Short exercise: Produce an exact copy of all the records.

Dataset entries:
════════════════════
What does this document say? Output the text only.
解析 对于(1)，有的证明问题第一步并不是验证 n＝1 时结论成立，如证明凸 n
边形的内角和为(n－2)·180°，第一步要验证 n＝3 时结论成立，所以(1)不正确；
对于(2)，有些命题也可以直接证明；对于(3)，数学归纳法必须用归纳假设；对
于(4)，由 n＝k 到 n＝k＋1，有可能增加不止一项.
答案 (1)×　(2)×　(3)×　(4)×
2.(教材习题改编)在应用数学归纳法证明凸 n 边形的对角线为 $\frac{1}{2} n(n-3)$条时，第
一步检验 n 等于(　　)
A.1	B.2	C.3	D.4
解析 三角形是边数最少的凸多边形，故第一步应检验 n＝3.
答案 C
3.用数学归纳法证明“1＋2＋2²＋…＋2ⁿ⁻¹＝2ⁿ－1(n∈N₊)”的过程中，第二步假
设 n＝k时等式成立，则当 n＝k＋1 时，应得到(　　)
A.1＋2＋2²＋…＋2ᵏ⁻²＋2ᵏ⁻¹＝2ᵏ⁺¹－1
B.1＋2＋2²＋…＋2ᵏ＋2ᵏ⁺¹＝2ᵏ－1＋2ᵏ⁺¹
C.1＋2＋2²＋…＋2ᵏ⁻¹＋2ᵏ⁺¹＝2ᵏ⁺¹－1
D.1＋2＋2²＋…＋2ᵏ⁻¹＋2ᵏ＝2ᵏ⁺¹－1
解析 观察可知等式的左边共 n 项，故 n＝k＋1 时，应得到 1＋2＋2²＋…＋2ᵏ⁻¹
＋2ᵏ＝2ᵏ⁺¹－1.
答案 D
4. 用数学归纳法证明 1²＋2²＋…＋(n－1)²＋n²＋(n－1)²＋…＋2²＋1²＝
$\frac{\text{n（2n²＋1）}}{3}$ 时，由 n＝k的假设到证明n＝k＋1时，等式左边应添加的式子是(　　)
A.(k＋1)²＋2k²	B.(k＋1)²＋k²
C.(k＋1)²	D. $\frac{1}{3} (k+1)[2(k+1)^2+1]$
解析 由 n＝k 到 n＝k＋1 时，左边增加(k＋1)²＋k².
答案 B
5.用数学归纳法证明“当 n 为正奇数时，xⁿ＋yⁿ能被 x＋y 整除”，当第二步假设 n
════════════════════
Output of the task:
What does this document say? Output the text only.
解析 对于(1)，有的证明问题第一步并不是验证 n＝1 时结论成立，如证明凸 n
边形的内角和为(n－2)·180°，第一步要验证 n＝3 时结论成立，所以(1)不正确；
对于(2)，有些命题也可以直接证明；对于(3)，数学归纳法必须用归纳假设；对
于(4)，由 n＝k 到 n＝k＋1，有可能增加不止一项.
答案 (1)×　(2)×　(3)×　(4)×
2.(教材习题改编)在应用数学归纳法证明凸 n 边形的对角线为 $\frac{1}{2} n(n-3)$条时，第
一步检验 n 等于(　　)
A.1	B.2	C.3	D.4
解析 三角形是边数最少的凸多边形，故第一步应检验 n＝3.
答案 C
3.用数学归纳法证明“1＋2＋2²＋…＋2ⁿ⁻¹＝2ⁿ－1(n∈N₊)”的过程中，第二步假
设 n＝k时等式成立，则当 n＝k＋1 时，应得到(　　)
A.1＋2＋2²＋…＋2ᵏ⁻²＋2ᵏ⁻¹＝2ᵏ⁺¹－1
B.1＋2＋2²＋…＋2ᵏ＋2ᵏ⁺¹＝2ᵏ－1＋2ᵏ⁺¹
C.1＋2＋2²＋…＋2ᵏ⁻¹＋2ᵏ⁺¹＝2ᵏ⁺¹－1
D.1＋2＋2²＋…＋2ᵏ⁻¹＋2ᵏ＝2ᵏ⁺¹－1
解析 观察可知等式的左边共 n 项，故 n＝k＋1 时，应得到 1＋2＋2²＋…＋2ᵏ⁻¹
＋2ᵏ＝2ᵏ⁺¹－1.
答案 D
4. 用数学归纳法证明 1²＋2²＋…＋(n－1)²＋n²＋(n－1)²＋…＋2²＋1²＝
$\frac{\text{n（2n²＋1）}}{3}$ 时，由 n＝k的假设到证明n＝k＋1时，等式左边应添加的式子是(　　)
A.(k＋1)²＋2k²	B.(k＋1)²＋k²
C.(k＋1)²	D. $\frac{1}{3} (k+1)[2(k+1)^2+1]$
解析 由 n＝k 到 n＝k＋1 时，左边增加(k＋1)²＋k².
答案 B
5.用数学归纳法证明“当 n 为正奇数时，xⁿ＋yⁿ能被 x＋y 整除”，当第二步假设 n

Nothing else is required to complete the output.